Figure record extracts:
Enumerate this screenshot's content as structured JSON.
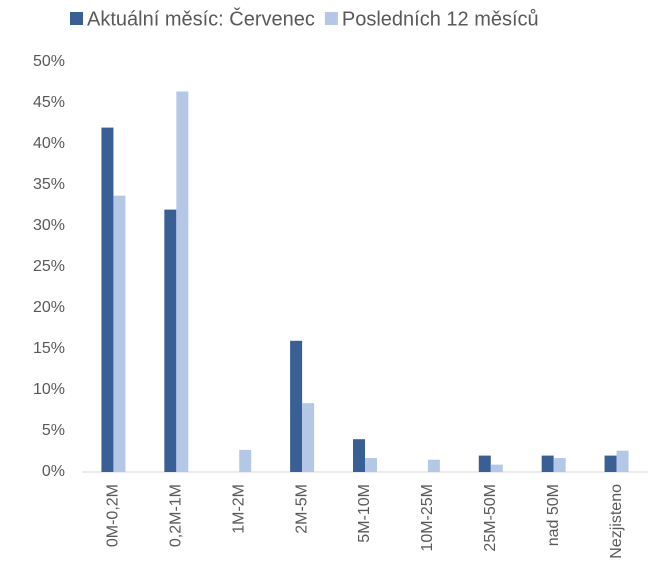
{
  "chart_data": {
    "type": "bar",
    "categories": [
      "0M-0,2M",
      "0,2M-1M",
      "1M-2M",
      "2M-5M",
      "5M-10M",
      "10M-25M",
      "25M-50M",
      "nad 50M",
      "Nezjisteno"
    ],
    "series": [
      {
        "name": "Aktuální měsíc: Červenec",
        "color": "#3a5f94",
        "values": [
          42,
          32,
          0,
          16,
          4,
          0,
          2,
          2,
          2
        ]
      },
      {
        "name": "Posledních 12 měsíců",
        "color": "#b4c7e7",
        "values": [
          33.7,
          46.4,
          2.7,
          8.4,
          1.7,
          1.5,
          0.9,
          1.7,
          2.6
        ]
      }
    ],
    "ylim": [
      0,
      50
    ],
    "yticks": [
      {
        "value": 0,
        "label": "0%"
      },
      {
        "value": 5,
        "label": "5%"
      },
      {
        "value": 10,
        "label": "10%"
      },
      {
        "value": 15,
        "label": "15%"
      },
      {
        "value": 20,
        "label": "20%"
      },
      {
        "value": 25,
        "label": "25%"
      },
      {
        "value": 30,
        "label": "30%"
      },
      {
        "value": 35,
        "label": "35%"
      },
      {
        "value": 40,
        "label": "40%"
      },
      {
        "value": 45,
        "label": "45%"
      },
      {
        "value": 50,
        "label": "50%"
      }
    ],
    "legend": "top"
  }
}
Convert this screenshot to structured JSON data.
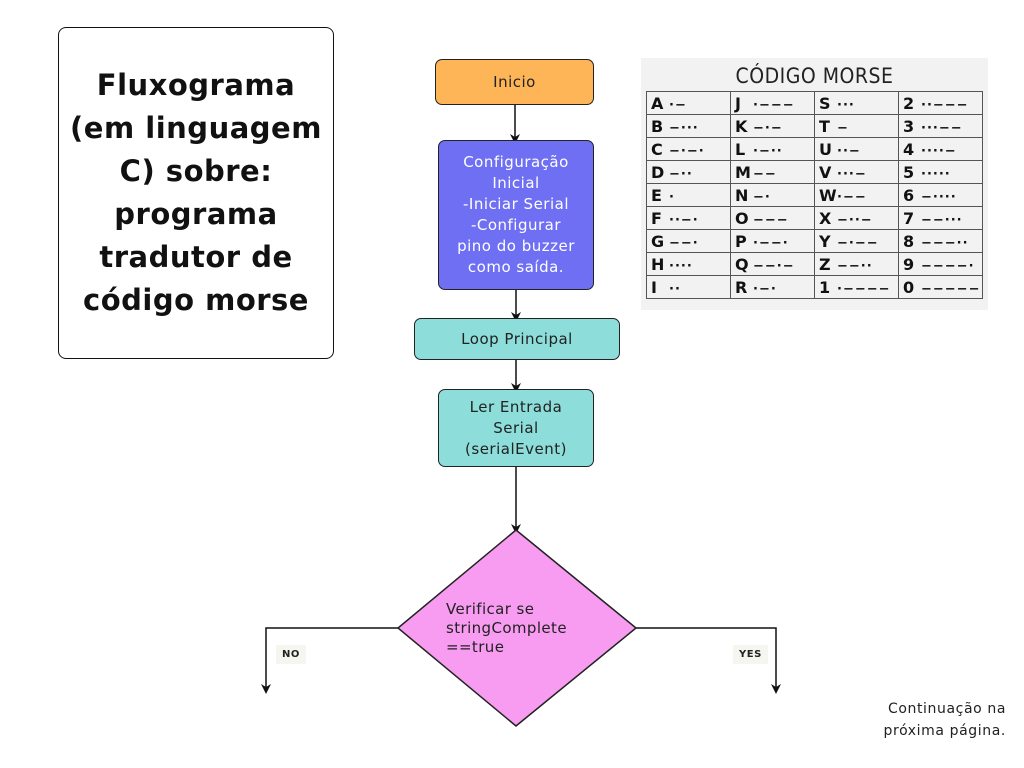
{
  "title": "Fluxograma (em linguagem C) sobre: programa tradutor de código morse",
  "nodes": {
    "start": "Inicio",
    "config": "Configuração\nInicial\n-Iniciar Serial\n-Configurar\npino do buzzer\ncomo saída.",
    "loop": "Loop Principal",
    "read": "Ler Entrada\nSerial\n(serialEvent)",
    "decision": "Verificar se\nstringComplete\n ==true"
  },
  "branches": {
    "no": "NO",
    "yes": "YES"
  },
  "footer_note": "Continuação na\npróxima página.",
  "morse_chart": {
    "title": "CÓDIGO MORSE",
    "rows": [
      [
        [
          "A",
          "·−"
        ],
        [
          "J",
          "·−−−"
        ],
        [
          "S",
          "···"
        ],
        [
          "2",
          "··−−−"
        ]
      ],
      [
        [
          "B",
          "−···"
        ],
        [
          "K",
          "−·−"
        ],
        [
          "T",
          "−"
        ],
        [
          "3",
          "···−−"
        ]
      ],
      [
        [
          "C",
          "−·−·"
        ],
        [
          "L",
          "·−··"
        ],
        [
          "U",
          "··−"
        ],
        [
          "4",
          "····−"
        ]
      ],
      [
        [
          "D",
          "−··"
        ],
        [
          "M",
          "−−"
        ],
        [
          "V",
          "···−"
        ],
        [
          "5",
          "·····"
        ]
      ],
      [
        [
          "E",
          "·"
        ],
        [
          "N",
          "−·"
        ],
        [
          "W",
          "·−−"
        ],
        [
          "6",
          "−····"
        ]
      ],
      [
        [
          "F",
          "··−·"
        ],
        [
          "O",
          "−−−"
        ],
        [
          "X",
          "−··−"
        ],
        [
          "7",
          "−−···"
        ]
      ],
      [
        [
          "G",
          "−−·"
        ],
        [
          "P",
          "·−−·"
        ],
        [
          "Y",
          "−·−−"
        ],
        [
          "8",
          "−−−··"
        ]
      ],
      [
        [
          "H",
          "····"
        ],
        [
          "Q",
          "−−·−"
        ],
        [
          "Z",
          "−−··"
        ],
        [
          "9",
          "−−−−·"
        ]
      ],
      [
        [
          "I",
          "··"
        ],
        [
          "R",
          "·−·"
        ],
        [
          "1",
          "·−−−−"
        ],
        [
          "0",
          "−−−−−"
        ]
      ]
    ]
  },
  "colors": {
    "start": "#fdb557",
    "config": "#6f6ff4",
    "process": "#8dddda",
    "decision": "#f89cf2"
  }
}
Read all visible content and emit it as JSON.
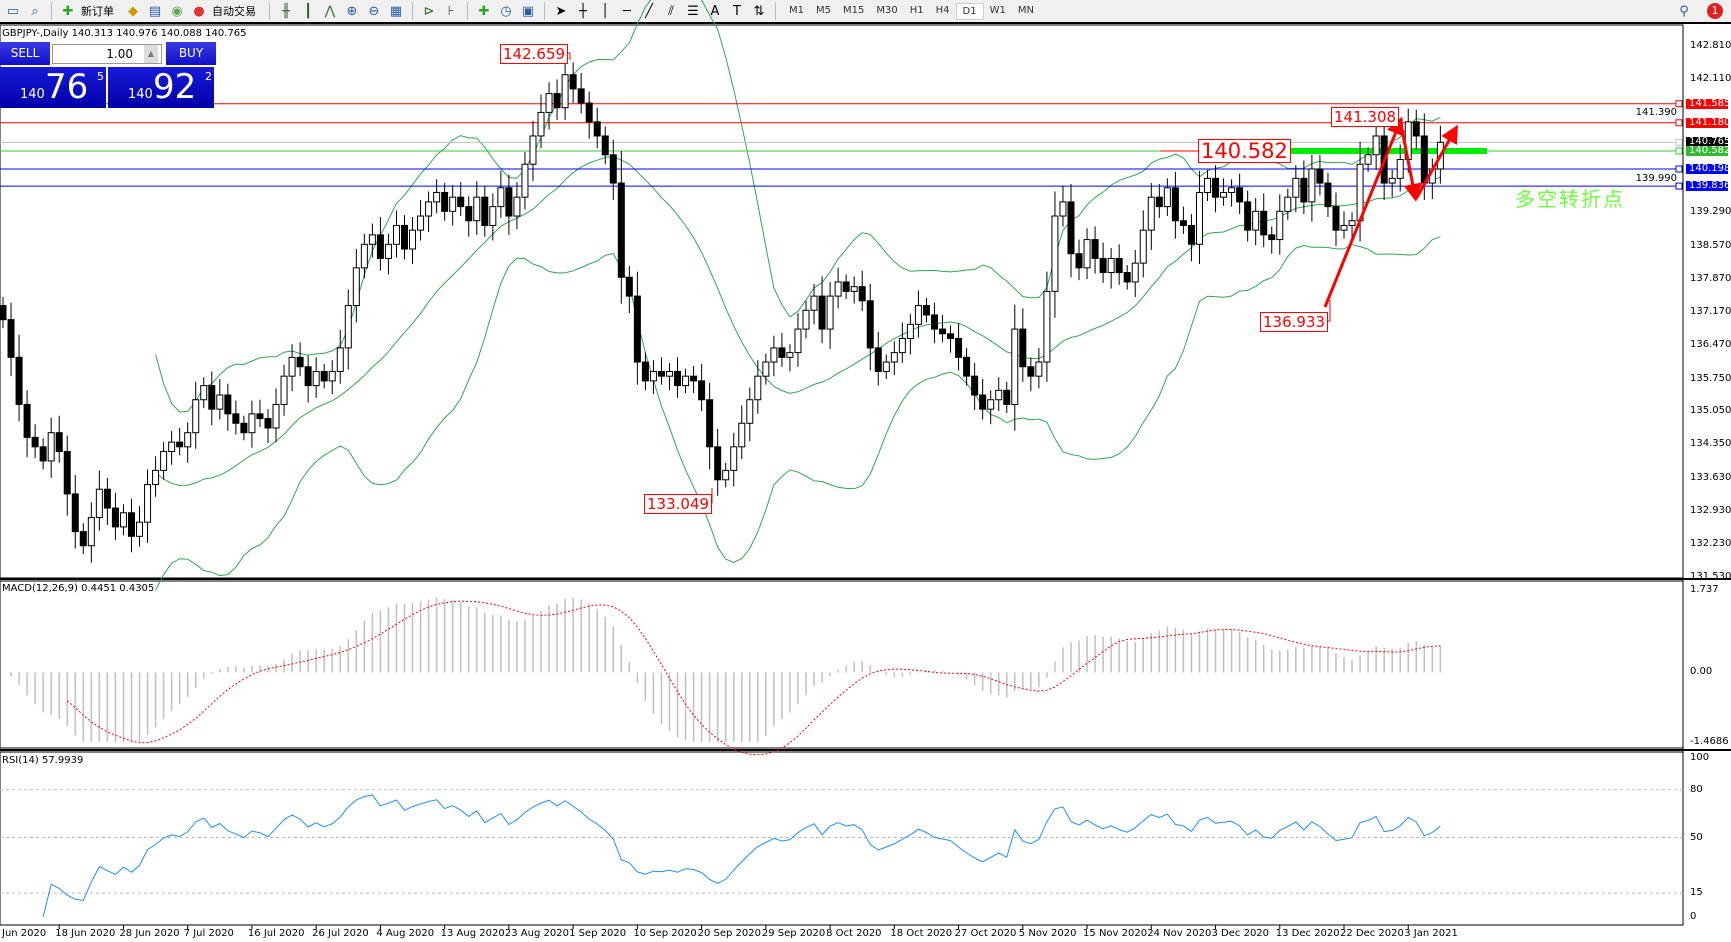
{
  "toolbar": {
    "new_order": "新订单",
    "auto_trading": "自动交易",
    "timeframes": [
      "M1",
      "M5",
      "M15",
      "M30",
      "H1",
      "H4",
      "D1",
      "W1",
      "MN"
    ],
    "active_timeframe": "D1",
    "notification_count": "1"
  },
  "chart": {
    "symbol_info": "GBPJPY-,Daily  140.313 140.976 140.088 140.765"
  },
  "trade_panel": {
    "sell_label": "SELL",
    "buy_label": "BUY",
    "lots": "1.00",
    "bid": {
      "big": "140",
      "main": "76",
      "sup": "5"
    },
    "ask": {
      "big": "140",
      "main": "92",
      "sup": "2"
    }
  },
  "price_axis": {
    "ticks": [
      "142.810",
      "142.110",
      "141.390",
      "139.990",
      "139.290",
      "138.570",
      "137.870",
      "137.170",
      "136.470",
      "135.750",
      "135.050",
      "134.350",
      "133.630",
      "132.930",
      "132.230",
      "131.530"
    ],
    "tags": [
      {
        "value": "141.585",
        "color": "#ff0000"
      },
      {
        "value": "141.180",
        "color": "#ff0000"
      },
      {
        "value": "140.765",
        "color": "#000000"
      },
      {
        "value": "140.582",
        "color": "#33bb33"
      },
      {
        "value": "140.198",
        "color": "#0000ff"
      },
      {
        "value": "139.836",
        "color": "#0000ff"
      }
    ]
  },
  "hlines": [
    {
      "price": 141.585,
      "color": "#ff0000"
    },
    {
      "price": 141.18,
      "color": "#ff0000"
    },
    {
      "price": 140.765,
      "color": "#c0c0c0"
    },
    {
      "price": 140.582,
      "color": "#33cc33"
    },
    {
      "price": 140.198,
      "color": "#0000ff"
    },
    {
      "price": 139.836,
      "color": "#0000ff"
    }
  ],
  "annotations": {
    "labels": [
      "142.659",
      "133.049",
      "140.582",
      "141.308",
      "136.933"
    ],
    "note": "多空转折点",
    "arrow_color": "#ff0000",
    "zone_color": "#00ee00"
  },
  "macd": {
    "label": "MACD(12,26,9) 0.4451 0.4305",
    "axis": [
      "1.737",
      "0.00",
      "-1.4686"
    ],
    "axis_values": [
      1.737,
      0,
      -1.4686
    ]
  },
  "rsi": {
    "label": "RSI(14) 57.9939",
    "axis": [
      "100",
      "80",
      "50",
      "15",
      "0"
    ],
    "axis_values": [
      100,
      80,
      50,
      15,
      0
    ],
    "levels": [
      80,
      50,
      15
    ]
  },
  "time_axis": [
    "Jun 2020",
    "18 Jun 2020",
    "28 Jun 2020",
    "7 Jul 2020",
    "16 Jul 2020",
    "26 Jul 2020",
    "4 Aug 2020",
    "13 Aug 2020",
    "23 Aug 2020",
    "1 Sep 2020",
    "10 Sep 2020",
    "20 Sep 2020",
    "29 Sep 2020",
    "8 Oct 2020",
    "18 Oct 2020",
    "27 Oct 2020",
    "5 Nov 2020",
    "15 Nov 2020",
    "24 Nov 2020",
    "3 Dec 2020",
    "13 Dec 2020",
    "22 Dec 2020",
    "3 Jan 2021"
  ],
  "chart_data": {
    "type": "candlestick",
    "symbol": "GBPJPY-",
    "timeframe": "Daily",
    "ylim": [
      131.53,
      143.23
    ],
    "indicators": [
      "Bollinger Bands",
      "MACD(12,26,9)",
      "RSI(14)"
    ],
    "first_open": 137.3,
    "closes": [
      137.0,
      136.2,
      135.2,
      134.5,
      134.3,
      134.0,
      134.6,
      134.2,
      133.3,
      132.5,
      132.2,
      132.8,
      133.4,
      133.0,
      132.6,
      132.9,
      132.4,
      132.7,
      133.5,
      133.8,
      134.2,
      134.4,
      134.3,
      134.6,
      135.3,
      135.6,
      135.1,
      135.4,
      135.0,
      134.8,
      134.6,
      135.0,
      134.9,
      134.7,
      135.2,
      135.8,
      136.2,
      136.0,
      135.6,
      135.9,
      135.7,
      135.9,
      136.4,
      137.3,
      138.1,
      138.6,
      138.8,
      138.3,
      138.6,
      139.0,
      138.5,
      138.9,
      139.2,
      139.5,
      139.7,
      139.3,
      139.6,
      139.4,
      139.1,
      139.6,
      139.0,
      139.4,
      139.8,
      139.2,
      139.6,
      140.3,
      140.9,
      141.4,
      141.8,
      141.5,
      142.2,
      141.9,
      141.6,
      141.2,
      140.9,
      140.5,
      139.9,
      137.9,
      137.5,
      136.1,
      135.7,
      135.9,
      135.8,
      135.9,
      135.6,
      135.8,
      135.7,
      135.3,
      134.3,
      133.6,
      133.8,
      134.3,
      134.8,
      135.3,
      135.8,
      136.1,
      136.4,
      136.2,
      136.3,
      136.8,
      137.2,
      137.5,
      136.8,
      137.5,
      137.8,
      137.6,
      137.7,
      137.4,
      136.4,
      135.9,
      136.1,
      136.3,
      136.6,
      136.9,
      137.3,
      137.1,
      136.8,
      136.7,
      136.6,
      136.2,
      135.8,
      135.4,
      135.1,
      135.3,
      135.5,
      135.2,
      136.8,
      136.0,
      135.8,
      136.1,
      137.6,
      139.2,
      139.5,
      138.4,
      138.1,
      138.7,
      138.3,
      138.0,
      138.3,
      138.0,
      137.8,
      138.2,
      138.9,
      139.6,
      139.4,
      139.8,
      139.1,
      139.0,
      138.6,
      139.7,
      140.0,
      139.6,
      139.7,
      139.8,
      139.5,
      138.9,
      139.3,
      138.8,
      138.7,
      139.3,
      139.6,
      140.0,
      139.5,
      140.2,
      139.9,
      139.4,
      138.9,
      139.0,
      139.1,
      140.3,
      140.5,
      140.9,
      139.9,
      140.0,
      140.4,
      141.2,
      140.9,
      139.9,
      140.2,
      140.765
    ]
  }
}
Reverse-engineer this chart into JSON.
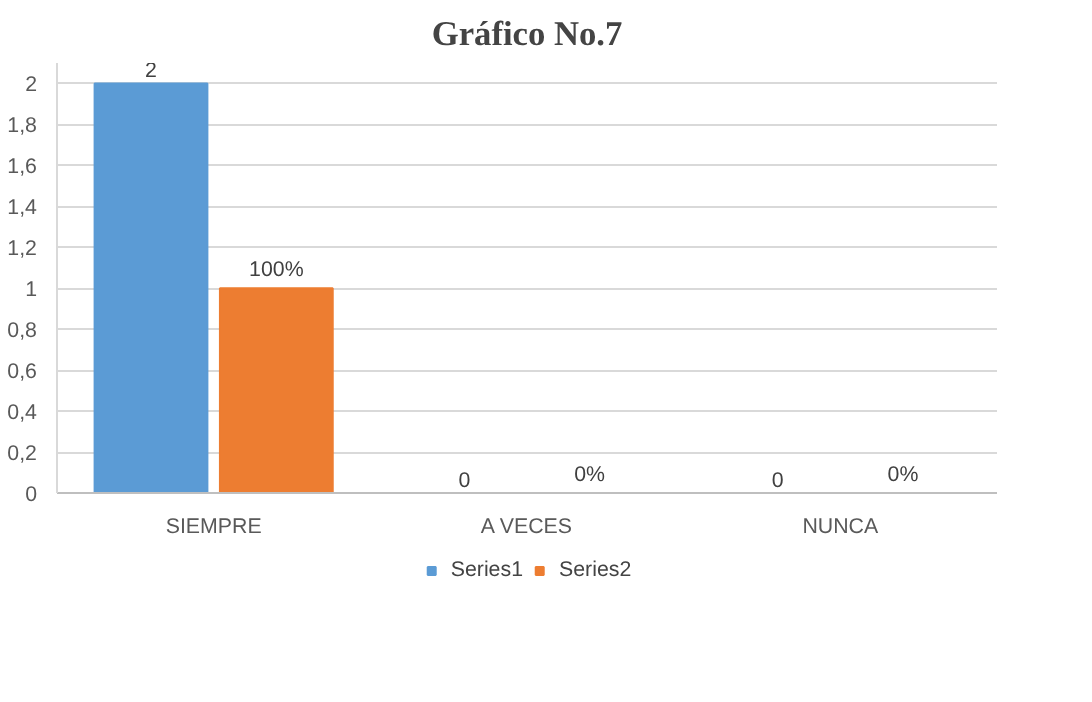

**What is needed**:
Look through the material above and pick out each line holding the word "structured".

**Output for this exercise**:
Enumerate this screenshot's content as structured JSON.
Convert this screenshot to structured JSON data.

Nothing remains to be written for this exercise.